Extracted records:
-=-=-

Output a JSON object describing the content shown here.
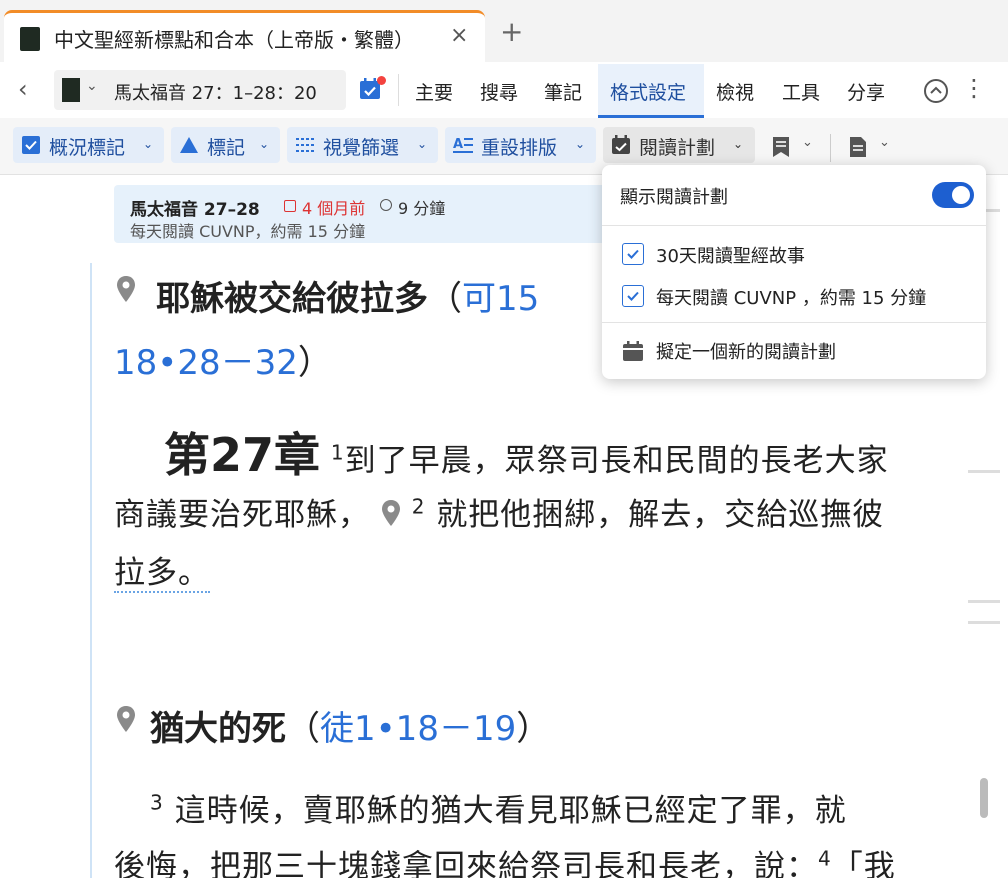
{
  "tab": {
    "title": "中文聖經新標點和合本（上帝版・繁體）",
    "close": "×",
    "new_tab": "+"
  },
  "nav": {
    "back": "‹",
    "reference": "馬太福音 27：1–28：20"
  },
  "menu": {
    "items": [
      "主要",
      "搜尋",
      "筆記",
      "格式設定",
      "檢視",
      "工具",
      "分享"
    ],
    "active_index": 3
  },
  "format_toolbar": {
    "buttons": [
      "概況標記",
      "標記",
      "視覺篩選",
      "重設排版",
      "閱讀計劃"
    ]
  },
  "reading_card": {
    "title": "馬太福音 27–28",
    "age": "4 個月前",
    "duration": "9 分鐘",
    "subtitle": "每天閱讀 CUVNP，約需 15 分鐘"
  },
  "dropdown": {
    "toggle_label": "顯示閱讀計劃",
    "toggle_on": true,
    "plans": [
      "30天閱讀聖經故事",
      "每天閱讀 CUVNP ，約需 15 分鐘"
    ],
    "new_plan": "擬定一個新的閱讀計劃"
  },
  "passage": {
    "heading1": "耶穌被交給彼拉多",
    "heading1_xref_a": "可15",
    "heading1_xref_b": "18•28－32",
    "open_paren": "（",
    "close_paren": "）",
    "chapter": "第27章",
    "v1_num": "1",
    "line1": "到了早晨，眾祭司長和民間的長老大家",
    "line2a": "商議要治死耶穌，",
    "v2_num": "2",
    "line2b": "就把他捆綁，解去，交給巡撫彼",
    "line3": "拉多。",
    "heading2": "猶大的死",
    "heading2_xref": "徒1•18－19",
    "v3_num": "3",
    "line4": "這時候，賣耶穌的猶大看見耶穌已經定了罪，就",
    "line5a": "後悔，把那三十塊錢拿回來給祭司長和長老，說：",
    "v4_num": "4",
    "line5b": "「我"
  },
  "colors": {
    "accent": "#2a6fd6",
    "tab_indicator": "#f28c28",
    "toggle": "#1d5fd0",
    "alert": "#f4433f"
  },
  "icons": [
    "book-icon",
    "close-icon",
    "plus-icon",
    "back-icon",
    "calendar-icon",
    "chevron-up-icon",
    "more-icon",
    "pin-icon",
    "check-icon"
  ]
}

-=-=-

Instructions for the task: List the lines that contain the word "馬太福音".

Answer for the task:
    "reference": "馬太福音 27：1–28：20"
    "title": "馬太福音 27–28",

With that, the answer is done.